> TASK TO COMPLETE
The answer must be a single number: how many lines below contain "MULTIPLE".

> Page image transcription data
-=-=-

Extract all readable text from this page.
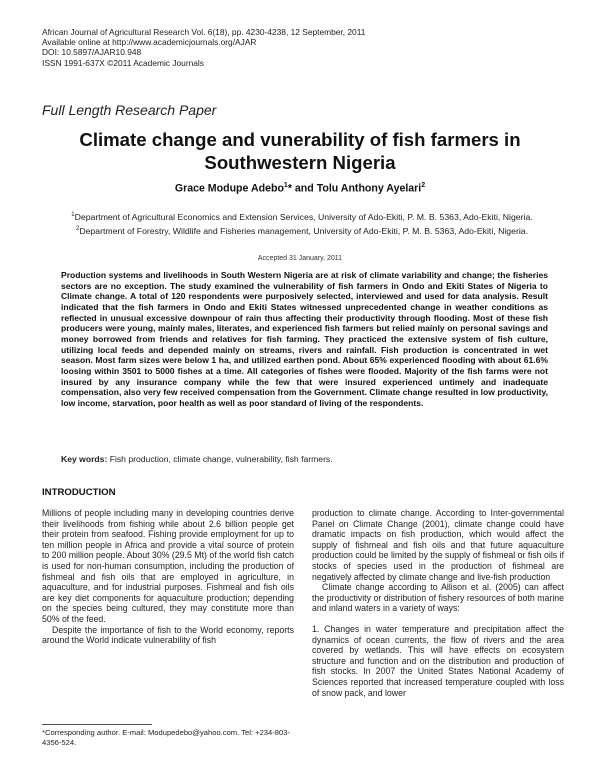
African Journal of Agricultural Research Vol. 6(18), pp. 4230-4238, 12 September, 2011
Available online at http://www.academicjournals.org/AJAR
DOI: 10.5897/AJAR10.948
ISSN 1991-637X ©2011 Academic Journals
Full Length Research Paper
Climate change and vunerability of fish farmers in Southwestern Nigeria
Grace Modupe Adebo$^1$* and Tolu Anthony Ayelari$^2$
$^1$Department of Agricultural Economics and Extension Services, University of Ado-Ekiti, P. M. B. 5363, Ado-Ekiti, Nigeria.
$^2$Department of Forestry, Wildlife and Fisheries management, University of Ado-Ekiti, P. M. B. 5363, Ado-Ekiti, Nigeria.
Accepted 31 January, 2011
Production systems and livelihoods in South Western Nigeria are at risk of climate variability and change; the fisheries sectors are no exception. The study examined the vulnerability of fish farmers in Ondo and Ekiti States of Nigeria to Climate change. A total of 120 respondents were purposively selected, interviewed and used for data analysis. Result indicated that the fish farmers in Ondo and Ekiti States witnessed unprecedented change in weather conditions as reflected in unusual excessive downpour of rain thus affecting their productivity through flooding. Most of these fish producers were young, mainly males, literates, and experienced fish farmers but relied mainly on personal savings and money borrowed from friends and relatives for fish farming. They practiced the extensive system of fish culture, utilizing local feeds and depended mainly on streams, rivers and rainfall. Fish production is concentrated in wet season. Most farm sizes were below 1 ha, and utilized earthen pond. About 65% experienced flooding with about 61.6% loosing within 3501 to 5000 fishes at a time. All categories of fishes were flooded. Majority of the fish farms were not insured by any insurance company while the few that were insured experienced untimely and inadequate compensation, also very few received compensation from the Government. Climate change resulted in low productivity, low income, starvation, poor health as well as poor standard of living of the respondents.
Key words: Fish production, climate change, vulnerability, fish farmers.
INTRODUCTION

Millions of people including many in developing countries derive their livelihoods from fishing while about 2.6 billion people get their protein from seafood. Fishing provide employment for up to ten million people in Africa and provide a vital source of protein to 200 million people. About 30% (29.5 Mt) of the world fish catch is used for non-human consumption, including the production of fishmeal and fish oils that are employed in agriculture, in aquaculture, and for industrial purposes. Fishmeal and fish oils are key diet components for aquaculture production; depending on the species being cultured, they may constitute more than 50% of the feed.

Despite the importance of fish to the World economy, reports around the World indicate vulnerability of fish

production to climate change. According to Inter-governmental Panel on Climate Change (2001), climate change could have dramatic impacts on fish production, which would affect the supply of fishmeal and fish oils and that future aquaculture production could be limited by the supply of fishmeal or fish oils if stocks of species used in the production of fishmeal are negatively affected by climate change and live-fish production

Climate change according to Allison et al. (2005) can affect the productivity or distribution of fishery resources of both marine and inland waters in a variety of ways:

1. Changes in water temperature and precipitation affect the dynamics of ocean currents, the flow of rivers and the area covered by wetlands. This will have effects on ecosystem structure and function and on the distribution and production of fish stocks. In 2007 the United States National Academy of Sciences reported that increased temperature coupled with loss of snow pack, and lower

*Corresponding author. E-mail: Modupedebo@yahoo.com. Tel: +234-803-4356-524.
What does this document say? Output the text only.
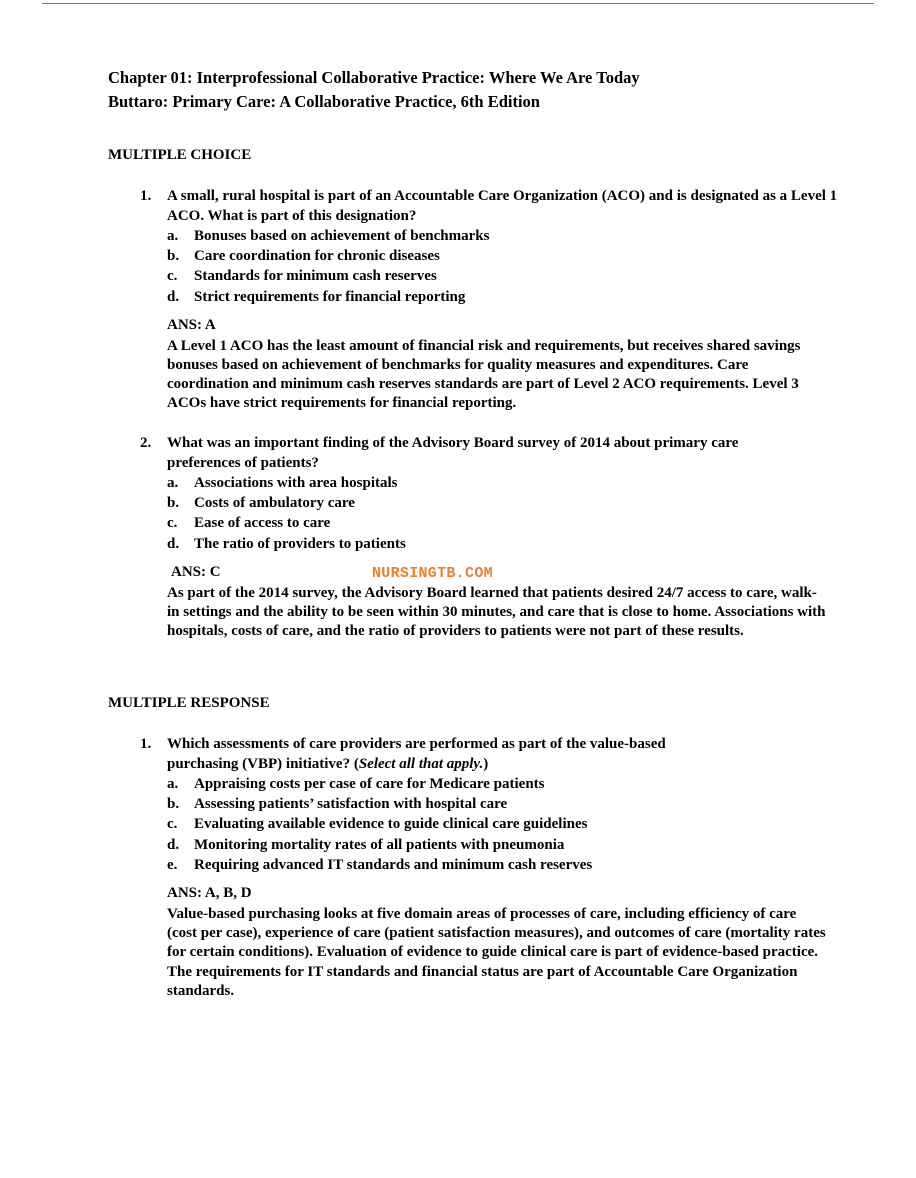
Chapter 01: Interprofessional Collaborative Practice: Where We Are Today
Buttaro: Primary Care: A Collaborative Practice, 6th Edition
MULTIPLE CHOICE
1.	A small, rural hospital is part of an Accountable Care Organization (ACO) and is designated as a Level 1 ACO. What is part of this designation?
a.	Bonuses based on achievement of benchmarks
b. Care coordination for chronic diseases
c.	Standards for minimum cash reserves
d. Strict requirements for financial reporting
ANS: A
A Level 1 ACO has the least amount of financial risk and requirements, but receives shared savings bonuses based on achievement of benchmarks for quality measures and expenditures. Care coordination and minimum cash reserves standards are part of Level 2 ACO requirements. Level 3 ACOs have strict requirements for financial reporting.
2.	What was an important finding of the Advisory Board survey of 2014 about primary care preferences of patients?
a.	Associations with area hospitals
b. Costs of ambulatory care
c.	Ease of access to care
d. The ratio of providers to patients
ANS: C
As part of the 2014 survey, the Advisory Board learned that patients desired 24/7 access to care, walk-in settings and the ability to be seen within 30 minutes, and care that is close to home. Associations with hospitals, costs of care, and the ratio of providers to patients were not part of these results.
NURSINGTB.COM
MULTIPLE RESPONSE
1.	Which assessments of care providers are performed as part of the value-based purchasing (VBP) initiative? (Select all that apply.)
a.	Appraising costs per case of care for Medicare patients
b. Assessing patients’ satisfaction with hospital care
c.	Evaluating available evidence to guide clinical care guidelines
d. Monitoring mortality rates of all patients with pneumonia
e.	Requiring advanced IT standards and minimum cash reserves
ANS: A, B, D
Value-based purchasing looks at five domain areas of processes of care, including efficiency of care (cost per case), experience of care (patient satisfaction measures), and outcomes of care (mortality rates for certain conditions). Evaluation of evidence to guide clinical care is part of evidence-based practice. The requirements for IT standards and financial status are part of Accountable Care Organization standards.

-=-=-

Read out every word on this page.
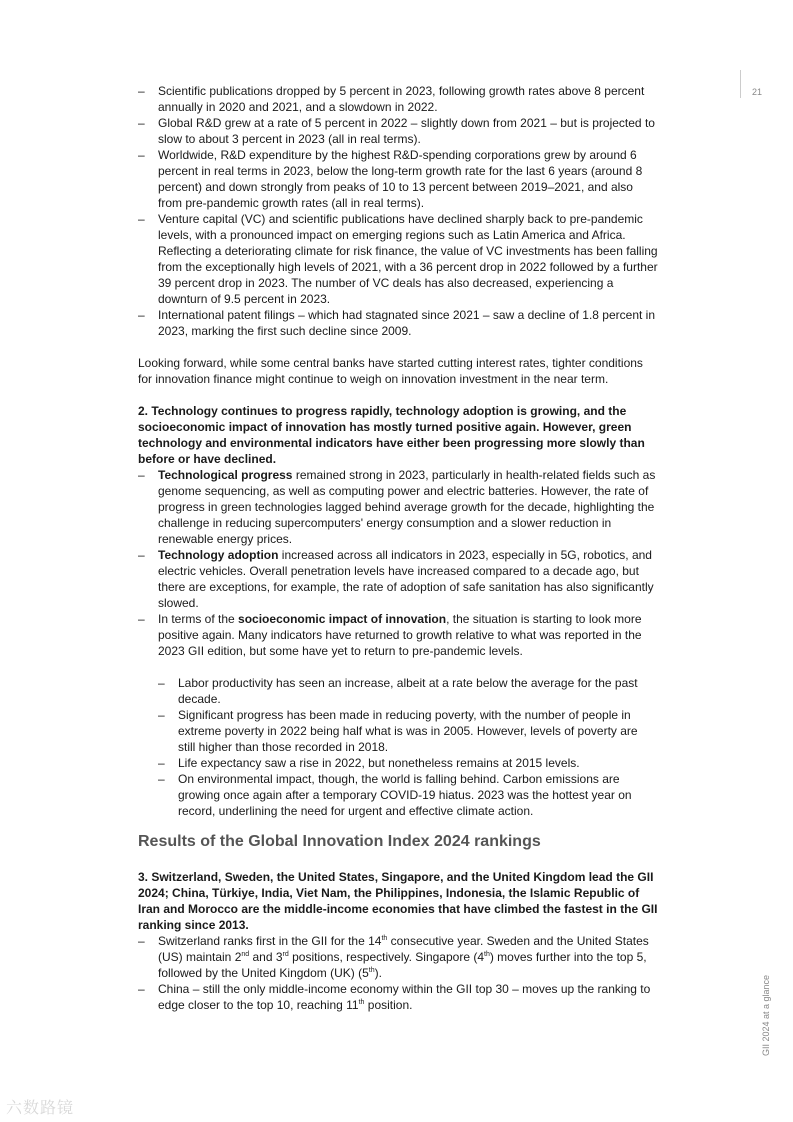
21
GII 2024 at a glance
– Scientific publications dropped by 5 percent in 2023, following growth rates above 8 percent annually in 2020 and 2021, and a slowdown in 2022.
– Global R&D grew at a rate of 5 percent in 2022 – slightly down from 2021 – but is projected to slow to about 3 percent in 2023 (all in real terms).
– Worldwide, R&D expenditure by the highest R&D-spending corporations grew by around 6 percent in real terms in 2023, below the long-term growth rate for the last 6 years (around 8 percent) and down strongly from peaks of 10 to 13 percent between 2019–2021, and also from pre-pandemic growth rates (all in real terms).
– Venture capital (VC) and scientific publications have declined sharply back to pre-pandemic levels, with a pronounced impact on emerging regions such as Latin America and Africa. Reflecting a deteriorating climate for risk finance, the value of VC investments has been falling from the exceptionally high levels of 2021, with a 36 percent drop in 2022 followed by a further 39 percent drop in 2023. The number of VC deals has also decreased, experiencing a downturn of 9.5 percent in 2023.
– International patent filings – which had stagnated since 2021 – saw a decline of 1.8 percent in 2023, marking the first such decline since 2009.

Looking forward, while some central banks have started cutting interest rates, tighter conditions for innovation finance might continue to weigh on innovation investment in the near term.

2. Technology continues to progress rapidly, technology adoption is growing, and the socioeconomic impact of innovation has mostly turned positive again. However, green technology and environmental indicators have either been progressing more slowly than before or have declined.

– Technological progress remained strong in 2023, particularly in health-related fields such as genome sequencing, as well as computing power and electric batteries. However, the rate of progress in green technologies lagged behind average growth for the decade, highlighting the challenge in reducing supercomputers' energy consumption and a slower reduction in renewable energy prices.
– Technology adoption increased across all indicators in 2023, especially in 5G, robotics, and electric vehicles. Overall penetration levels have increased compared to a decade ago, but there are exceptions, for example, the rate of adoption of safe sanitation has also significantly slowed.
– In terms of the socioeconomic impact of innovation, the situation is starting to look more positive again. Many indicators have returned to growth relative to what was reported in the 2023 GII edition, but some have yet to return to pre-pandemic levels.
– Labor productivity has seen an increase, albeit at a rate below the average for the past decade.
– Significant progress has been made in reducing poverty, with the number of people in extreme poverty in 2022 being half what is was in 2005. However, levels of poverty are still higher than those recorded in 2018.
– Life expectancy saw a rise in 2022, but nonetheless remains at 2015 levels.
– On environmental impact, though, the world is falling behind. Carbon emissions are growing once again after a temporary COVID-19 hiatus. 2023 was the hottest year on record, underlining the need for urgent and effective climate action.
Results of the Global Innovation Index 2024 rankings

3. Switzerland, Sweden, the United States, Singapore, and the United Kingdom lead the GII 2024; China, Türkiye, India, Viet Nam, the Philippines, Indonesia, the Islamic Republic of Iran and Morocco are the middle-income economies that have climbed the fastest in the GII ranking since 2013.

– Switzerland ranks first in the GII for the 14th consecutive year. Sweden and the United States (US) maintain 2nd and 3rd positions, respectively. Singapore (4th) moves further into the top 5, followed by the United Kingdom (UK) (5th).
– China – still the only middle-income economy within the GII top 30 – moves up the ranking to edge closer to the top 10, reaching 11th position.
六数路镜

-=-=-

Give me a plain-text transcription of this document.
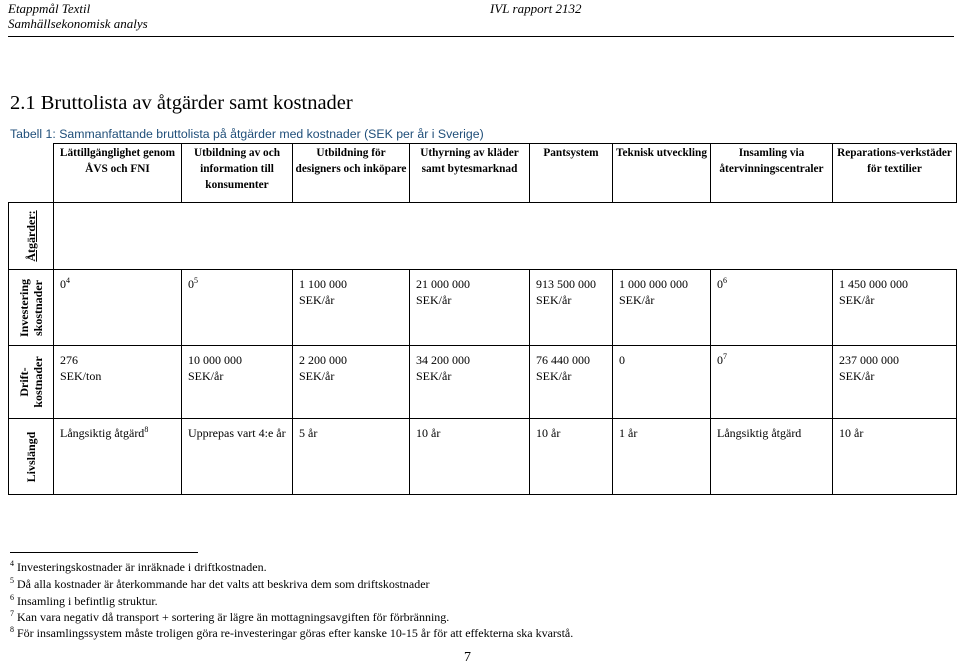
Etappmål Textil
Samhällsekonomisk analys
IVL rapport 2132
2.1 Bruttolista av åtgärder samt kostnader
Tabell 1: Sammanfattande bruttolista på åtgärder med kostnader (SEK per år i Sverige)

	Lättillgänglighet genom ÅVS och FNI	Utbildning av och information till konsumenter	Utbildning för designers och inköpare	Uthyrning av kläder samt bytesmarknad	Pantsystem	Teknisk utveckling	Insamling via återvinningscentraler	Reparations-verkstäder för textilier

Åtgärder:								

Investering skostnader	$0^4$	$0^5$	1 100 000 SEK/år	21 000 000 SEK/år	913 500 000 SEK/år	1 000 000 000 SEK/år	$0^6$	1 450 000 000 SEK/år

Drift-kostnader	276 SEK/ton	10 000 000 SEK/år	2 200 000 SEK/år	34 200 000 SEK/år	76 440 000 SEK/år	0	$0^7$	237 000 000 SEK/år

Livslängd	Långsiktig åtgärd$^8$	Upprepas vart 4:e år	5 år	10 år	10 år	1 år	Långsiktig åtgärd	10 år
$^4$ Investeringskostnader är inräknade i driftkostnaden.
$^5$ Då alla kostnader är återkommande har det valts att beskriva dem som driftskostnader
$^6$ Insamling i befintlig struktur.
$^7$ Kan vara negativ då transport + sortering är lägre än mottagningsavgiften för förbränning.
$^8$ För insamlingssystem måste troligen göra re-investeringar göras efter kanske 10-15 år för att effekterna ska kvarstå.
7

-=-=-

> SOLUTION FOR THIS PROBLEM
2